# PROMPT:
Copy out every line that contains the word "teachers".

# RECORDS FOR THIS EXERCISE:
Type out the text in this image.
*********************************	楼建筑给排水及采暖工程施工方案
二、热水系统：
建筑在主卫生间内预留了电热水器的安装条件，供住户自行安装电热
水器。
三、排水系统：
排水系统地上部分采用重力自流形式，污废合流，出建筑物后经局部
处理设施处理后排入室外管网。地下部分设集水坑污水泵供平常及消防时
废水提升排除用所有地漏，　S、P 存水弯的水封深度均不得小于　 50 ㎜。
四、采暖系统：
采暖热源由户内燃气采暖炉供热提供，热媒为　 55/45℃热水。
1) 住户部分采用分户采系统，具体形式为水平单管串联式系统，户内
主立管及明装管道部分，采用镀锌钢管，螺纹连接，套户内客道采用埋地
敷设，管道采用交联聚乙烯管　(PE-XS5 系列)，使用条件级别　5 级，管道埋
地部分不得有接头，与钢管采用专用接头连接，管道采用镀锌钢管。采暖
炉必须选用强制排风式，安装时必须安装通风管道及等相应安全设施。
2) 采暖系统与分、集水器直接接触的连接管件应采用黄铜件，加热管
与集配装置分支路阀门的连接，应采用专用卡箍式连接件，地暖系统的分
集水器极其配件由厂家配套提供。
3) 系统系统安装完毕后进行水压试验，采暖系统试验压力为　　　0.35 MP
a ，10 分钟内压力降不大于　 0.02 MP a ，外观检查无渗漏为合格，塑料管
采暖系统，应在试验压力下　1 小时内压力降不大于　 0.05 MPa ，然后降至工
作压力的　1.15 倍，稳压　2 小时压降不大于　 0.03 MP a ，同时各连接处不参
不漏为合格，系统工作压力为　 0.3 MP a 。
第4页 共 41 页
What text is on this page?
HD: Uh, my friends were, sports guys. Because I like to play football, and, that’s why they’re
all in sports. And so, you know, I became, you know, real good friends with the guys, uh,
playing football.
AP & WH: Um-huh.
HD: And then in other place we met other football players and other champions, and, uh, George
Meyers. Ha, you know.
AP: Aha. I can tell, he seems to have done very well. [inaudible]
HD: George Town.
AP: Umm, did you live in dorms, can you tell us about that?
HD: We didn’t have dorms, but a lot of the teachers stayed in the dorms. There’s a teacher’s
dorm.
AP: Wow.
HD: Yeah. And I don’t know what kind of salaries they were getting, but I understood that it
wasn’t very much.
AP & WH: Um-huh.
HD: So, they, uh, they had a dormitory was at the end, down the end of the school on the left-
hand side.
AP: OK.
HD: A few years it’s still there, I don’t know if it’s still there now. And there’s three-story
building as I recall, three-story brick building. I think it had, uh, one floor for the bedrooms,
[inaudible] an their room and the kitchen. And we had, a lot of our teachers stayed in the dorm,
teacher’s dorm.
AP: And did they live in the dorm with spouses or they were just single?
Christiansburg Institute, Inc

# REPLY TO THE EXERCISE:
HD: We didn’t have dorms, but a lot of the teachers stayed in the dorms. There’s a teacher’s
[inaudible] an their room and the kitchen. And we had, a lot of our teachers stayed in the dorm,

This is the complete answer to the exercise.